> **YOUR TASK**
Count the lines below that contain the word "name", and give only that number.

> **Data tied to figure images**
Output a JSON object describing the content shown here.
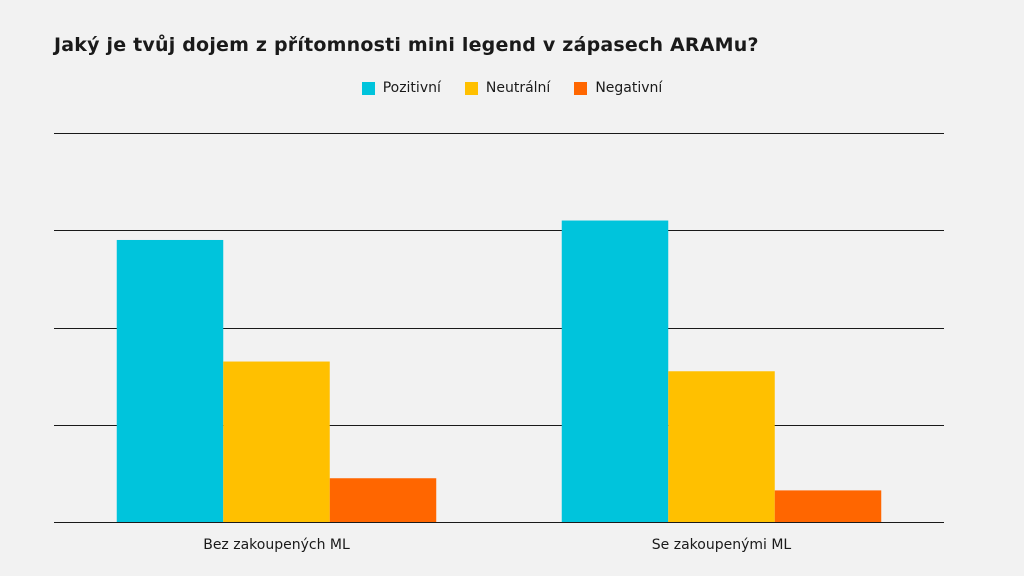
{
  "title": "Jaký je tvůj dojem z přítomnosti mini legend v zápasech ARAMu?",
  "legend": {
    "items": [
      {
        "label": "Pozitivní",
        "color": "#00c4dc"
      },
      {
        "label": "Neutrální",
        "color": "#ffc000"
      },
      {
        "label": "Negativní",
        "color": "#ff6600"
      }
    ]
  },
  "chart_data": {
    "type": "bar",
    "title": "Jaký je tvůj dojem z přítomnosti mini legend v zápasech ARAMu?",
    "xlabel": "",
    "ylabel": "",
    "categories": [
      "Bez zakoupených ML",
      "Se zakoupenými ML"
    ],
    "series": [
      {
        "name": "Pozitivní",
        "color": "#00c4dc",
        "values": [
          58,
          62
        ]
      },
      {
        "name": "Neutrální",
        "color": "#ffc000",
        "values": [
          33,
          31
        ]
      },
      {
        "name": "Negativní",
        "color": "#ff6600",
        "values": [
          9,
          6.5
        ]
      }
    ],
    "ylim": [
      0,
      80
    ],
    "gridlines": [
      0,
      20,
      40,
      60,
      80
    ],
    "grid": true,
    "tick_labels_shown": false,
    "legend_position": "top-center"
  }
}
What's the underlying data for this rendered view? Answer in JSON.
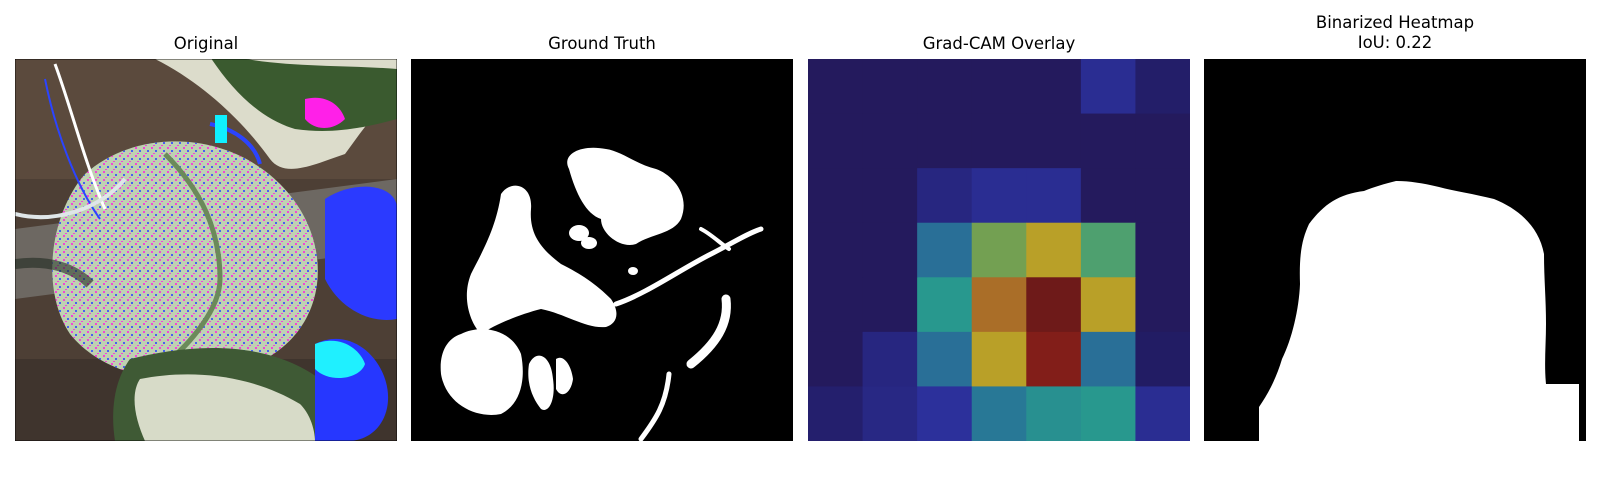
{
  "panels": [
    {
      "title": "Original"
    },
    {
      "title": "Ground Truth"
    },
    {
      "title": "Grad-CAM Overlay"
    },
    {
      "title": "Binarized Heatmap",
      "subtitle": "IoU: 0.22"
    }
  ],
  "heatmap": {
    "grid": [
      [
        0.1,
        0.1,
        0.1,
        0.1,
        0.1,
        0.22,
        0.13
      ],
      [
        0.1,
        0.1,
        0.1,
        0.1,
        0.1,
        0.1,
        0.1
      ],
      [
        0.1,
        0.1,
        0.18,
        0.22,
        0.22,
        0.1,
        0.1
      ],
      [
        0.1,
        0.1,
        0.38,
        0.6,
        0.72,
        0.55,
        0.1
      ],
      [
        0.1,
        0.1,
        0.48,
        0.82,
        0.98,
        0.72,
        0.1
      ],
      [
        0.1,
        0.18,
        0.38,
        0.72,
        0.9,
        0.38,
        0.12
      ],
      [
        0.14,
        0.19,
        0.24,
        0.4,
        0.46,
        0.48,
        0.22
      ]
    ]
  },
  "colors": {
    "background": "#ffffff",
    "mask_bg": "#000000",
    "mask_fg": "#ffffff"
  }
}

> **FINISHED EXERCISE**
3